Find the lines holding the string "based" in the data, then copy all of them.

---------- INFORMATION PROVIDED

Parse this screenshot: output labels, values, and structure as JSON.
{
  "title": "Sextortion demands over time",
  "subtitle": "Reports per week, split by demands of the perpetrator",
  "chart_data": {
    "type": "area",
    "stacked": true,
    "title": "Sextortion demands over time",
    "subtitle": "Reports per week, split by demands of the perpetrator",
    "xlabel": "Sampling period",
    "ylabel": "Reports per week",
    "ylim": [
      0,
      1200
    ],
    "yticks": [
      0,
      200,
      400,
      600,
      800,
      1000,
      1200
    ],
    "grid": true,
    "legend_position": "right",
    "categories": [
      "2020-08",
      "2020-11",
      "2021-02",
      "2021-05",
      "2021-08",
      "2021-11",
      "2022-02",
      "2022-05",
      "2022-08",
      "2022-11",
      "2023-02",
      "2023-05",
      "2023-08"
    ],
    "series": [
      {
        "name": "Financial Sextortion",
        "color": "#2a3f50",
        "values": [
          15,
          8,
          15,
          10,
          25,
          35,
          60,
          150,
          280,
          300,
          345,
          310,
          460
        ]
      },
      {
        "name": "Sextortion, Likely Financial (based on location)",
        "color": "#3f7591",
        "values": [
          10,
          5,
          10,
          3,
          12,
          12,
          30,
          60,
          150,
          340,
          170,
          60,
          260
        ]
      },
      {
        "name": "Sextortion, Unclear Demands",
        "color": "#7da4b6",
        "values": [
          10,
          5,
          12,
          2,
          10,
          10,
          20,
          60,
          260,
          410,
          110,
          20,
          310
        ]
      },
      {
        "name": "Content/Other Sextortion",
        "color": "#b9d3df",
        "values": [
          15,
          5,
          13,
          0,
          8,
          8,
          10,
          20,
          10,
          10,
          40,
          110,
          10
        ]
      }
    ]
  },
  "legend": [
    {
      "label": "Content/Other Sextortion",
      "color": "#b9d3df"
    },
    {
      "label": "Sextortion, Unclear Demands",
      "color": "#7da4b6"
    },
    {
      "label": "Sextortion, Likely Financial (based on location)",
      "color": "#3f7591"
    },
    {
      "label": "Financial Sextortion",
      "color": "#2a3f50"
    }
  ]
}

--------------------

= WRITTEN ANSWER =
        "name": "Sextortion, Likely Financial (based on location)",
      "label": "Sextortion, Likely Financial (based on location)",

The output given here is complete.